## TASK REQUIREMENTS:
Pull out every line containing the string "recipient".

## MATERIALS PROVIDED:
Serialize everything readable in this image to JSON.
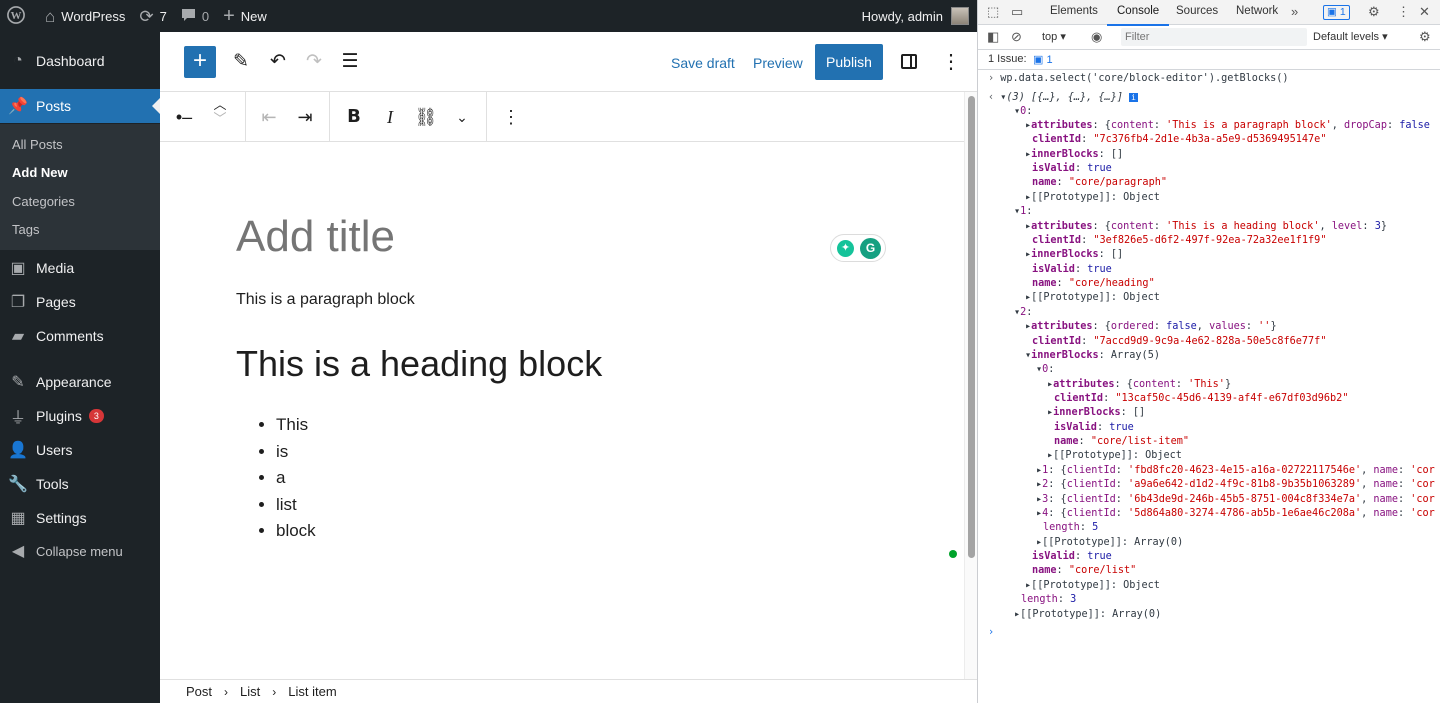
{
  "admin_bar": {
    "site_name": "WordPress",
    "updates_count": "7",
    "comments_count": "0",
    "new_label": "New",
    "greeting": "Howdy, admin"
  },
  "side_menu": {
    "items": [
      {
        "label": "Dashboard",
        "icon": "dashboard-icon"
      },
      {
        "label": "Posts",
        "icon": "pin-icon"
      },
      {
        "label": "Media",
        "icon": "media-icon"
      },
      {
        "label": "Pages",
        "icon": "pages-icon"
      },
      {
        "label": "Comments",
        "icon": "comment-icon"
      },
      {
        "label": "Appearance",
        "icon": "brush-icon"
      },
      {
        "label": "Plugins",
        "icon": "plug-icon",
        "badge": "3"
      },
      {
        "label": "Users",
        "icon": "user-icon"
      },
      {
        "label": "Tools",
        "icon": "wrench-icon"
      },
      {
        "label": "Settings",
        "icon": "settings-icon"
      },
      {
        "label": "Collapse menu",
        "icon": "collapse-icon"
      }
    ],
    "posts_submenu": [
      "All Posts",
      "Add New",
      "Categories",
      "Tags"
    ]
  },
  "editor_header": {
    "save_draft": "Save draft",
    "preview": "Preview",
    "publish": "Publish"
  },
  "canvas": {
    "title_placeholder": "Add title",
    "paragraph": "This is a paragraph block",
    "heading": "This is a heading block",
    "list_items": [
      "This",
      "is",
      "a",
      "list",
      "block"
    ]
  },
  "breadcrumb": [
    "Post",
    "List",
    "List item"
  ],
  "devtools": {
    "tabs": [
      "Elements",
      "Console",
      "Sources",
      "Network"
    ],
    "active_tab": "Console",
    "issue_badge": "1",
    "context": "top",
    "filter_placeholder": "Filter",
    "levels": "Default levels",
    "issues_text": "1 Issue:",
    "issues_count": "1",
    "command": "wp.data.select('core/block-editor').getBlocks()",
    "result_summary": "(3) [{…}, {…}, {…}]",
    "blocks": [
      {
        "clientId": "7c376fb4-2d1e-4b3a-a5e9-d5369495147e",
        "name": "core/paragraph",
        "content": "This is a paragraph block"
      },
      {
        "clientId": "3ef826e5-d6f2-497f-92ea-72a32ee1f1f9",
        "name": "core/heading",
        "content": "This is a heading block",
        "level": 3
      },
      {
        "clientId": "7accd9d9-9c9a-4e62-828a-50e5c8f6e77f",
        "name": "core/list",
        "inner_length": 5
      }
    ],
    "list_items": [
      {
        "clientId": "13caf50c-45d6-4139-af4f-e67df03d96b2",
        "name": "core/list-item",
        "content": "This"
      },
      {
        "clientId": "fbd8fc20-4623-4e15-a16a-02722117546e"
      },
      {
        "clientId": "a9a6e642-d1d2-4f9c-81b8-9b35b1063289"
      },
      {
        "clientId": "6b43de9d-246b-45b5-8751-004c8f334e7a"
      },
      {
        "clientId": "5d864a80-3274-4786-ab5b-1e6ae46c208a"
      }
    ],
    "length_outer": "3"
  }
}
--
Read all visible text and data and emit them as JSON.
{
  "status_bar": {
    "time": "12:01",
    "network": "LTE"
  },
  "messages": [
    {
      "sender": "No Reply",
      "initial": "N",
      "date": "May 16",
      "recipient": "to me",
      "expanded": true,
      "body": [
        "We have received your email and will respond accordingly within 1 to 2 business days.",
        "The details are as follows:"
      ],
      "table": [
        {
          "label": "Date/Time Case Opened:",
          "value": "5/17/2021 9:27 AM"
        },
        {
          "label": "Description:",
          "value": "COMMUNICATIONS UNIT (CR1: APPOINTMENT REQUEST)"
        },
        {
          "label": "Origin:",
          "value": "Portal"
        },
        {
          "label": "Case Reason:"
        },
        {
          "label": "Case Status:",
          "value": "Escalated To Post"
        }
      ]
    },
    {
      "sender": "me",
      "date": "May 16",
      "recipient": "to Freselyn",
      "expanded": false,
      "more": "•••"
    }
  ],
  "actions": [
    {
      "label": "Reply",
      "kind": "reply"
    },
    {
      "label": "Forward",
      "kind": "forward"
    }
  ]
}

## REPLY:
      "recipient": "to me",
      "recipient": "to Freselyn",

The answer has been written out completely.